Revelation is structured around seven angels blowing trumpets, each unleashing a wave of judgment on the earth. When the fifth trumpet sounds, John sees "a star that had fallen from the sky" — a phrase that in ancient Jewish literature often pointed to a fallen angel, and many interpreters understand it as a reference to Satan himself (the prophet Isaiah used similar imagery in Isaiah 14). This star is "given" a key to the Abyss — a deep realm in Jewish thought associated with imprisoned evil and demonic forces. The word "given" is crucial: this figure does not seize the key or overpower a guard. It receives the key from someone with authority over it. Even within this terrifying scene, someone is deciding what gets opened, and when — and that someone is above the star.

Prayer

Lord, there are things that have opened in my life that I did not choose and cannot fully understand. I can't always make sense of what You permit. But You hold what I cannot hold. Teach me to trust the One who holds every key, even when I cannot find the door. Amen.

Stated exercise A: Copy out the stretch of the Revelation passage from "Lord, there are" through "the door. Amen.".
The records below have no connection to the Revelation passage.

Stored data:
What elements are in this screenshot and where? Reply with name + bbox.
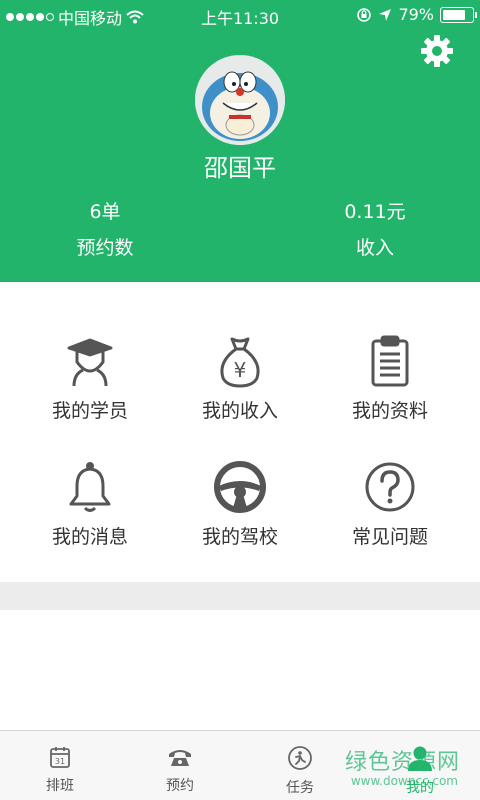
avatar-image (195, 55, 285, 145)
money-bag-icon: ¥ (220, 337, 260, 388)
phone-icon (169, 750, 191, 766)
menu-label: 我的驾校 (201, 526, 278, 548)
question-icon (365, 462, 415, 512)
calendar-icon: 31 (50, 747, 70, 768)
location-icon (379, 8, 392, 21)
avatar[interactable] (195, 55, 285, 145)
watermark-url: www.downcc.com (350, 774, 458, 788)
section-divider (0, 582, 480, 610)
bell-icon (69, 462, 111, 512)
menu-item-my-driving-school[interactable]: 我的驾校 (160, 460, 320, 580)
empty-area (0, 610, 480, 730)
menu-item-my-income[interactable]: ¥ 我的收入 (160, 334, 320, 454)
clipboard-icon (371, 335, 409, 387)
orders-value: 6单 (89, 201, 121, 223)
menu-item-my-profile[interactable]: 我的资料 (310, 334, 470, 454)
steering-wheel-icon (214, 461, 266, 513)
battery-icon (440, 6, 477, 23)
menu-item-faq[interactable]: 常见问题 (310, 460, 470, 580)
menu-label: 我的消息 (51, 526, 128, 548)
menu-label: 我的资料 (351, 400, 428, 422)
menu-item-my-students[interactable]: 我的学员 (10, 334, 170, 454)
tab-schedule[interactable]: 31 排班 (0, 731, 120, 800)
menu-item-my-messages[interactable]: 我的消息 (10, 460, 170, 580)
settings-gear-icon[interactable] (420, 34, 454, 68)
tab-tasks[interactable]: 任务 (240, 731, 360, 800)
user-name: 邵国平 (204, 154, 276, 182)
task-icon (288, 746, 312, 770)
income-label: 收入 (355, 237, 394, 259)
tab-label: 排班 (46, 778, 74, 794)
profile-header: 中国移动 上午11:30 79% 邵国平 6单 预约数 0.11元 收入 (0, 0, 480, 282)
orders-stat[interactable]: 6单 预约数 (25, 198, 185, 262)
tab-label: 预约 (166, 778, 194, 794)
status-bar: 中国移动 上午11:30 79% (0, 0, 480, 30)
orders-label: 预约数 (76, 237, 134, 259)
watermark-text: 绿色资源网 (344, 750, 460, 775)
tab-label: 任务 (286, 780, 314, 796)
income-stat[interactable]: 0.11元 收入 (295, 198, 455, 262)
menu-label: 常见问题 (351, 526, 428, 548)
battery-percent: 79% (398, 5, 434, 24)
menu-label: 我的学员 (51, 400, 128, 422)
calendar-day: 31 (55, 757, 65, 766)
svg-text:¥: ¥ (234, 358, 247, 382)
graduate-icon (67, 338, 113, 387)
income-value: 0.11元 (344, 201, 406, 223)
orientation-lock-icon (357, 7, 372, 22)
menu-grid: 我的学员 ¥ 我的收入 我的资料 我的消息 我的驾校 常见问题 (0, 282, 480, 582)
tab-appointment[interactable]: 预约 (120, 731, 240, 800)
menu-label: 我的收入 (201, 400, 278, 422)
status-right: 79% (356, 5, 477, 24)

Stated exercise B: Rewrite the records above with every "interactable" changed to "clickable" and everything else left as it is. Leave the pictures out of your answer.

Correct result A:
Lord, there are things that have opened in my life that I did not choose and cannot fully understand. I can't always make sense of what You permit. But You hold what I cannot hold. Teach me to trust the One who holds every key, even when I cannot find the door. Amen.

Correct result B:
What elements are in this screenshot and where? Reply with name + bbox.
avatar-image (195, 55, 285, 145)
money-bag-icon: ¥ (220, 337, 260, 388)
phone-icon (169, 750, 191, 766)
menu-label: 我的驾校 (201, 526, 278, 548)
question-icon (365, 462, 415, 512)
calendar-icon: 31 (50, 747, 70, 768)
location-icon (379, 8, 392, 21)
avatar[clickable] (195, 55, 285, 145)
watermark-url: www.downcc.com (350, 774, 458, 788)
section-divider (0, 582, 480, 610)
bell-icon (69, 462, 111, 512)
menu-item-my-driving-school[clickable]: 我的驾校 (160, 460, 320, 580)
empty-area (0, 610, 480, 730)
menu-item-my-income[clickable]: ¥ 我的收入 (160, 334, 320, 454)
clipboard-icon (371, 335, 409, 387)
orders-value: 6单 (89, 201, 121, 223)
menu-item-my-profile[clickable]: 我的资料 (310, 334, 470, 454)
steering-wheel-icon (214, 461, 266, 513)
battery-icon (440, 6, 477, 23)
menu-item-faq[clickable]: 常见问题 (310, 460, 470, 580)
menu-label: 我的消息 (51, 526, 128, 548)
menu-label: 我的资料 (351, 400, 428, 422)
menu-item-my-students[clickable]: 我的学员 (10, 334, 170, 454)
tab-schedule[clickable]: 31 排班 (0, 731, 120, 800)
menu-item-my-messages[clickable]: 我的消息 (10, 460, 170, 580)
settings-gear-icon[clickable] (420, 34, 454, 68)
tab-tasks[clickable]: 任务 (240, 731, 360, 800)
user-name: 邵国平 (204, 154, 276, 182)
task-icon (288, 746, 312, 770)
income-label: 收入 (355, 237, 394, 259)
tab-label: 排班 (46, 778, 74, 794)
profile-header: 中国移动 上午11:30 79% 邵国平 6单 预约数 0.11元 收入 (0, 0, 480, 282)
orders-stat[clickable]: 6单 预约数 (25, 198, 185, 262)
tab-label: 预约 (166, 778, 194, 794)
status-bar: 中国移动 上午11:30 79% (0, 0, 480, 30)
orders-label: 预约数 (76, 237, 134, 259)
watermark-text: 绿色资源网 (344, 750, 460, 775)
tab-label: 任务 (286, 780, 314, 796)
income-stat[clickable]: 0.11元 收入 (295, 198, 455, 262)
menu-label: 常见问题 (351, 526, 428, 548)
battery-percent: 79% (398, 5, 434, 24)
menu-label: 我的学员 (51, 400, 128, 422)
calendar-day: 31 (55, 757, 65, 766)
svg-text:¥: ¥ (234, 358, 247, 382)
graduate-icon (67, 338, 113, 387)
income-value: 0.11元 (344, 201, 406, 223)
orientation-lock-icon (357, 7, 372, 22)
menu-grid: 我的学员 ¥ 我的收入 我的资料 我的消息 我的驾校 常见问题 (0, 282, 480, 582)
tab-appointment[clickable]: 预约 (120, 731, 240, 800)
menu-label: 我的收入 (201, 400, 278, 422)
status-right: 79% (356, 5, 477, 24)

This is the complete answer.